GOAL: Find all lines in the records that include the word "owner", and copy them out.

-- Start DATA SUPPLIED --

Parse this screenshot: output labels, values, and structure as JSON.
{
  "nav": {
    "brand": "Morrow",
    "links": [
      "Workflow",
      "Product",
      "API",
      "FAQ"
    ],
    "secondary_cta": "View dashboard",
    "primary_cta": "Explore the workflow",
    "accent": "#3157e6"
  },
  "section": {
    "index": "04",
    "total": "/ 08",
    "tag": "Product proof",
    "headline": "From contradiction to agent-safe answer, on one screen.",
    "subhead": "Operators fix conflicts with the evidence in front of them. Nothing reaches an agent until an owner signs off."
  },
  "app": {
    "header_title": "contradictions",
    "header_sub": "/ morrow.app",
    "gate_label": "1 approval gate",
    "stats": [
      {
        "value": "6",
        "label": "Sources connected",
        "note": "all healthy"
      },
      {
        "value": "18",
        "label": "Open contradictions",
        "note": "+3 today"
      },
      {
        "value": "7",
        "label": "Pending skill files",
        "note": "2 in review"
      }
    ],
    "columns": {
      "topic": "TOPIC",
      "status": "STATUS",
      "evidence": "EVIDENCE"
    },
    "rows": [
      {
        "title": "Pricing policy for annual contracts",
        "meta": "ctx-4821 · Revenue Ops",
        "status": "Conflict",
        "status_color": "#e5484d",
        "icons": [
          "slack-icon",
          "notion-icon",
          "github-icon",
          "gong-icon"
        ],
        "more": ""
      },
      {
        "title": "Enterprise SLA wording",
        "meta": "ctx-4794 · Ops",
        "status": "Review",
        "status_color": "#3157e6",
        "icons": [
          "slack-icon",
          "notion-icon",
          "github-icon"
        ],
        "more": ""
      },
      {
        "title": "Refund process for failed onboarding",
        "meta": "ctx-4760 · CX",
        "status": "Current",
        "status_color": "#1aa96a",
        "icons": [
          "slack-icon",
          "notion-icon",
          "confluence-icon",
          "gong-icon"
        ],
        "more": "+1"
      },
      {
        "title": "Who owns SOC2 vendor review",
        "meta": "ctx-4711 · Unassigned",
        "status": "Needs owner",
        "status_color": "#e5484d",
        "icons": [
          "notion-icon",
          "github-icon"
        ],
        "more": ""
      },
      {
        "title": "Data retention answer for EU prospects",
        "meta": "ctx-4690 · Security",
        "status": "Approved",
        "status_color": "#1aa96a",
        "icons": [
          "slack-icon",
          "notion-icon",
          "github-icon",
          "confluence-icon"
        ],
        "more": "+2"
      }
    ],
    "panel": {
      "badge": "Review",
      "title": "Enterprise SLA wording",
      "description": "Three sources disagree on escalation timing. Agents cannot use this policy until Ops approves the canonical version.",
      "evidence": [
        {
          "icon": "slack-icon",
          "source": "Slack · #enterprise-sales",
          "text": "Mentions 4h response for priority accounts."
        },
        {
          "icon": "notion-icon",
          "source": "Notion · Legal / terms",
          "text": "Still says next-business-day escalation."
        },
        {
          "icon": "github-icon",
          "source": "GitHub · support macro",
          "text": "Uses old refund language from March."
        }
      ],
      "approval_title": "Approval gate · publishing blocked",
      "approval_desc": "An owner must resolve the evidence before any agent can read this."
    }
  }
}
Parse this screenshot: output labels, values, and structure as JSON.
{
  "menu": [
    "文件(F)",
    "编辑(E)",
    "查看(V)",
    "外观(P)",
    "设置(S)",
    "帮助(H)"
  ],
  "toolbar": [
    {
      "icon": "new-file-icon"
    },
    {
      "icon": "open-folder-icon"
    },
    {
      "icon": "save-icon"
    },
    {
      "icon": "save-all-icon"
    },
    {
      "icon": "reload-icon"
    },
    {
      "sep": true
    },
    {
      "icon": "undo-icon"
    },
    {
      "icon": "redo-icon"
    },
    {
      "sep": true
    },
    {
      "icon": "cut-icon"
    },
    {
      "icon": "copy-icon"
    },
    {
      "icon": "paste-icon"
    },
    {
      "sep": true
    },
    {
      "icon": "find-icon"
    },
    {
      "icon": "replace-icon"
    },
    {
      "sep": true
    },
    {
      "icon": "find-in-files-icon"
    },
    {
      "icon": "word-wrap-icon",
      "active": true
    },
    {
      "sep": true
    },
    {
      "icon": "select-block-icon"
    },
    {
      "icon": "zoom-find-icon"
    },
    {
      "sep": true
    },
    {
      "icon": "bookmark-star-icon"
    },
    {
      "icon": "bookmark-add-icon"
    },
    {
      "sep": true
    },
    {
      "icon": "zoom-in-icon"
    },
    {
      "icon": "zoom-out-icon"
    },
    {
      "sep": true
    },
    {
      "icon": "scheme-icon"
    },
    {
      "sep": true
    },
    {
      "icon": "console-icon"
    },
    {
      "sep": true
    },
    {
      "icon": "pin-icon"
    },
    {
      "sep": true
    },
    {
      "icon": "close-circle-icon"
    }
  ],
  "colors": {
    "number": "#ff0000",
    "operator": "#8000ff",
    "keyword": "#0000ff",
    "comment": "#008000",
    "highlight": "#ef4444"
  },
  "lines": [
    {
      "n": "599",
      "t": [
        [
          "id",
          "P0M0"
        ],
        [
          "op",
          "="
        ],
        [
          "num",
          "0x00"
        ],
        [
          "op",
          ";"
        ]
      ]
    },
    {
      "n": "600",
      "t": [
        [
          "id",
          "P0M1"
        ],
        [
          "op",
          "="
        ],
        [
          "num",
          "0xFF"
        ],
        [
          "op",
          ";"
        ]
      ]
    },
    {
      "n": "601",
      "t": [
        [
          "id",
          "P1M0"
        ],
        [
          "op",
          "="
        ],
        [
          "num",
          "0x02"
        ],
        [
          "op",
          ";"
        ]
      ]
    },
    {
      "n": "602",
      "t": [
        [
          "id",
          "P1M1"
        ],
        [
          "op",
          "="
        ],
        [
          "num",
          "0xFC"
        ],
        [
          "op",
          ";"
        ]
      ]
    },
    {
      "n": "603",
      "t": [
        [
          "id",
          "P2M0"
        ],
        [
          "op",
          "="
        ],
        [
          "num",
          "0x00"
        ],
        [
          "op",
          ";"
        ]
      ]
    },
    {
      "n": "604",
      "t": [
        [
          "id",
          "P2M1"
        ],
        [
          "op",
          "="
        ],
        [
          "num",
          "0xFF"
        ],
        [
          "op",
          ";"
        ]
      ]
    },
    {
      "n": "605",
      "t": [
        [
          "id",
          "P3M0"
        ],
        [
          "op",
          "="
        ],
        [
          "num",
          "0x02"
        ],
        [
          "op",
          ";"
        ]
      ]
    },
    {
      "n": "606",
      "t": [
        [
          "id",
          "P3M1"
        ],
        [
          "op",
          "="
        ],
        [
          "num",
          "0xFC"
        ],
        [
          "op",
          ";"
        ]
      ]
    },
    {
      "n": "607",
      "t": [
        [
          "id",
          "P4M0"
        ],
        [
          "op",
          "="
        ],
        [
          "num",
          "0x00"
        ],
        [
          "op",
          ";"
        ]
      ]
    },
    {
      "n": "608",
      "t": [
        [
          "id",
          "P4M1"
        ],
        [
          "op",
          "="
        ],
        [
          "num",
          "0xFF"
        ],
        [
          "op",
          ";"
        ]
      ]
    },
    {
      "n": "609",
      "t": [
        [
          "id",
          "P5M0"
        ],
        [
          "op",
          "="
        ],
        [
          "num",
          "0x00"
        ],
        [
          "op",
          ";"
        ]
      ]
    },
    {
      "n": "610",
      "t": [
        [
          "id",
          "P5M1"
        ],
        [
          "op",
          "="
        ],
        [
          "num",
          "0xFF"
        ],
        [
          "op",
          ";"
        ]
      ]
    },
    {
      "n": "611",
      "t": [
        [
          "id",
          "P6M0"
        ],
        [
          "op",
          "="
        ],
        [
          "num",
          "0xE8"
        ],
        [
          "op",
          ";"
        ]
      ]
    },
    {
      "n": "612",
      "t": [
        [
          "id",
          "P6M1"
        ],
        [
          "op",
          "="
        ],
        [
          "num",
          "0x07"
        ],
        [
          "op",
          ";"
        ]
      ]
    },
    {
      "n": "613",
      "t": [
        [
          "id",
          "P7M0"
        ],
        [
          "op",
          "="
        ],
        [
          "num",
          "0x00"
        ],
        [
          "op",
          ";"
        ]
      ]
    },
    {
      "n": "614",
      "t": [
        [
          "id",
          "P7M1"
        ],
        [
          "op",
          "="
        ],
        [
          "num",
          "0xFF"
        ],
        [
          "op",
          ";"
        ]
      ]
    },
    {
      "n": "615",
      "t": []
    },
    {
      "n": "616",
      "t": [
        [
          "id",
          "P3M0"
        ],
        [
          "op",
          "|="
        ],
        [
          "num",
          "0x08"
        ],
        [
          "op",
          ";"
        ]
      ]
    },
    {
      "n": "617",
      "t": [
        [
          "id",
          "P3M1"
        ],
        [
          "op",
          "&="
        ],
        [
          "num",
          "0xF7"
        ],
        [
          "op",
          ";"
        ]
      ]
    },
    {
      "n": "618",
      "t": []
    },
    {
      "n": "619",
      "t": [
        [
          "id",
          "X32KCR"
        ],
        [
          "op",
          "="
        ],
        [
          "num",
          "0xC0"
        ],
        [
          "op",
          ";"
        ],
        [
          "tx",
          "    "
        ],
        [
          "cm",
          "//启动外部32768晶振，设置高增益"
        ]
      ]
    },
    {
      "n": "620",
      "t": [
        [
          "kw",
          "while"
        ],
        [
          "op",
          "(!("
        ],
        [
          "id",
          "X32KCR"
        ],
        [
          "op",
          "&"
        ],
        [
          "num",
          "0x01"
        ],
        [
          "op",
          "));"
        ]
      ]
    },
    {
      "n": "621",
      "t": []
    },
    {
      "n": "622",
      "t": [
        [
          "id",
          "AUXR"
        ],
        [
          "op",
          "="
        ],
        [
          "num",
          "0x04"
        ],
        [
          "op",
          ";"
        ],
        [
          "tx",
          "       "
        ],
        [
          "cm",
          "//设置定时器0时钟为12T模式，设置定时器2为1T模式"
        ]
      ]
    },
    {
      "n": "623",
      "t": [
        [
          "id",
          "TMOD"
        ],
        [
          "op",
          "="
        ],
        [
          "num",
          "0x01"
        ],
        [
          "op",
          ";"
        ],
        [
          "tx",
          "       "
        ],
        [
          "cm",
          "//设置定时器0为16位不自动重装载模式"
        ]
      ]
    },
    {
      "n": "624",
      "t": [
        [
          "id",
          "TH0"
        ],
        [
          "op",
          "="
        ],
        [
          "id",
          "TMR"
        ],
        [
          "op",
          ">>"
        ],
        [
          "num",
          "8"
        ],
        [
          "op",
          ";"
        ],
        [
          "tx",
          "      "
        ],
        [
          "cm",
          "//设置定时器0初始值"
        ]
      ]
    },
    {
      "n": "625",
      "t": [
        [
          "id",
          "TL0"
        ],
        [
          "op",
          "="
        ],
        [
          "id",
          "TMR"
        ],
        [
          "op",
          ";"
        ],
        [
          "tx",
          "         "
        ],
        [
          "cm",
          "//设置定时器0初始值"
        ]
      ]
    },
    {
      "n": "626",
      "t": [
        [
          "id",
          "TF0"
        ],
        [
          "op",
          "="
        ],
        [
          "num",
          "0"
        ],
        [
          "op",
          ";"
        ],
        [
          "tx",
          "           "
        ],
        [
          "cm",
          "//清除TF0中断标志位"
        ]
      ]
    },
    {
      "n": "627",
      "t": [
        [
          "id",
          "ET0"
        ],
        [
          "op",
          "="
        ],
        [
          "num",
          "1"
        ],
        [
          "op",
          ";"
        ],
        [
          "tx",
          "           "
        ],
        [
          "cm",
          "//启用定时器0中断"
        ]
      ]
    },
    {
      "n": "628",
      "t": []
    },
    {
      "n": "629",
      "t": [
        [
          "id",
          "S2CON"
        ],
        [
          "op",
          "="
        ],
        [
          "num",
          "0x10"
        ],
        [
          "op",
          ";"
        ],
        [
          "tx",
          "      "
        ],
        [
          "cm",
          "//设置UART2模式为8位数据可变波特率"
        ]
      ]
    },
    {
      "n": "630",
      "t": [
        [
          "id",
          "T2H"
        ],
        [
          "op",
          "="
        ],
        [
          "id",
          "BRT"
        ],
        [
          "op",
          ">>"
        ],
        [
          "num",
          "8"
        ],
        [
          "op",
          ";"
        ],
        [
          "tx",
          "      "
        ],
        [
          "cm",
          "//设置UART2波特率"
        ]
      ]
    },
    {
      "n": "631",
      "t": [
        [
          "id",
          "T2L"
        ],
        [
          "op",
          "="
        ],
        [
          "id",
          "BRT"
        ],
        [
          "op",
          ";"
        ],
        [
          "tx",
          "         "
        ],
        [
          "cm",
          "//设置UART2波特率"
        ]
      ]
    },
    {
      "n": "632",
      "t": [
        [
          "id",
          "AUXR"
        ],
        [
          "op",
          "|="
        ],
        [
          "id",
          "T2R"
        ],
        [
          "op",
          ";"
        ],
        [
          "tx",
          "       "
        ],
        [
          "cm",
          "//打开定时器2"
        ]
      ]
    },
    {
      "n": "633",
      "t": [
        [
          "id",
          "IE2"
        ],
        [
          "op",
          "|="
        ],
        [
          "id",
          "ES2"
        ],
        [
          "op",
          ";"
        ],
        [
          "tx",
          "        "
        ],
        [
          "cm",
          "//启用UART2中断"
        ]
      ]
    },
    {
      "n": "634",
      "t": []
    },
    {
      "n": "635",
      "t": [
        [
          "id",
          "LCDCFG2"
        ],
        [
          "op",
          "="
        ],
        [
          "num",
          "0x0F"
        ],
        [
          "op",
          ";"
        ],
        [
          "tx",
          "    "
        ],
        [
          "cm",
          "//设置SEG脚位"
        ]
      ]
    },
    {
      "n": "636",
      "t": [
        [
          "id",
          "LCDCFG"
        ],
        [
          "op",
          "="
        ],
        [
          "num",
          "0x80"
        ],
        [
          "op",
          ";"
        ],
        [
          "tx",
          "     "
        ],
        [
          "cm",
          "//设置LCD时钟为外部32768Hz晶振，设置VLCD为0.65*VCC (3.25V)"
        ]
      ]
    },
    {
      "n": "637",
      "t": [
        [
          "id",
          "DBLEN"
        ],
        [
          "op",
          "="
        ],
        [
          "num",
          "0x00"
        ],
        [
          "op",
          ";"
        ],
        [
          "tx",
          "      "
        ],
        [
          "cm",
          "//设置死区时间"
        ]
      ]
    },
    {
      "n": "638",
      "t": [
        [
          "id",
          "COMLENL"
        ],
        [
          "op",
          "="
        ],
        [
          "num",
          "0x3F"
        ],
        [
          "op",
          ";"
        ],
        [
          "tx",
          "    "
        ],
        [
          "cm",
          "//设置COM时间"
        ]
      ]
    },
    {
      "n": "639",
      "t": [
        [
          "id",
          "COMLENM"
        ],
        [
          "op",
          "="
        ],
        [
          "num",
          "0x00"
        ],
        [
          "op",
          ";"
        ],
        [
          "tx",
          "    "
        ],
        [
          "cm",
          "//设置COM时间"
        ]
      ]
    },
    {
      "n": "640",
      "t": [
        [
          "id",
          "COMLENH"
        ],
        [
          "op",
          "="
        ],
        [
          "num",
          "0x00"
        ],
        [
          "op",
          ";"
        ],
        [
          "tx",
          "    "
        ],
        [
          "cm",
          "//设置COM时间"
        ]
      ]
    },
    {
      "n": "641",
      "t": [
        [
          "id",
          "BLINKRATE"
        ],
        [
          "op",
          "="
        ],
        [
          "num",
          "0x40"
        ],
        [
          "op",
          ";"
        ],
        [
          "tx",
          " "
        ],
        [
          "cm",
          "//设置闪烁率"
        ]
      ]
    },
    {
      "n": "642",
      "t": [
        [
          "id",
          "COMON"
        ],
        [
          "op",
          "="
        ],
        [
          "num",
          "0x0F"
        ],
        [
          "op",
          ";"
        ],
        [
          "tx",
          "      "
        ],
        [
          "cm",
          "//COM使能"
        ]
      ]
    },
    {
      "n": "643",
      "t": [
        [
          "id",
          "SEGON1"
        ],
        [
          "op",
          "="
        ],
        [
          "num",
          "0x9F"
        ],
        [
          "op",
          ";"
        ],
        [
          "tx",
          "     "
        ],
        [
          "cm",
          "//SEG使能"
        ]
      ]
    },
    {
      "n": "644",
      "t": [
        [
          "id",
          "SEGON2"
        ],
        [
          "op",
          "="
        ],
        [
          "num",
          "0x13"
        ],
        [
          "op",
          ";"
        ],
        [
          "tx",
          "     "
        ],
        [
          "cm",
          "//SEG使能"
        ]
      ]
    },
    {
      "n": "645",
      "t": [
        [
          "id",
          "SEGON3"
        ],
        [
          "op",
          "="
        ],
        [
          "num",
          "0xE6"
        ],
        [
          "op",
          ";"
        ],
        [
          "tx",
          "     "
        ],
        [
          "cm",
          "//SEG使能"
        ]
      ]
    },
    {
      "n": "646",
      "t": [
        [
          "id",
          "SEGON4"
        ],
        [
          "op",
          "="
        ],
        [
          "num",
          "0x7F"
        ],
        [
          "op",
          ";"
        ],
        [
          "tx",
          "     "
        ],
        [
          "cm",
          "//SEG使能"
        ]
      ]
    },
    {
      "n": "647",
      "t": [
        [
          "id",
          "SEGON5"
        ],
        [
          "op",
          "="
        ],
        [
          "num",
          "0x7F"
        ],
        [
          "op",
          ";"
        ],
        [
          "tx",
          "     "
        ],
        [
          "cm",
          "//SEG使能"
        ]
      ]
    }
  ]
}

-- End DATA SUPPLIED --

RESPONSE:
    "subhead": "Operators fix conflicts with the evidence in front of them. Nothing reaches an agent until an owner signs off."
        "status": "Needs owner",
      "approval_desc": "An owner must resolve the evidence before any agent can read this."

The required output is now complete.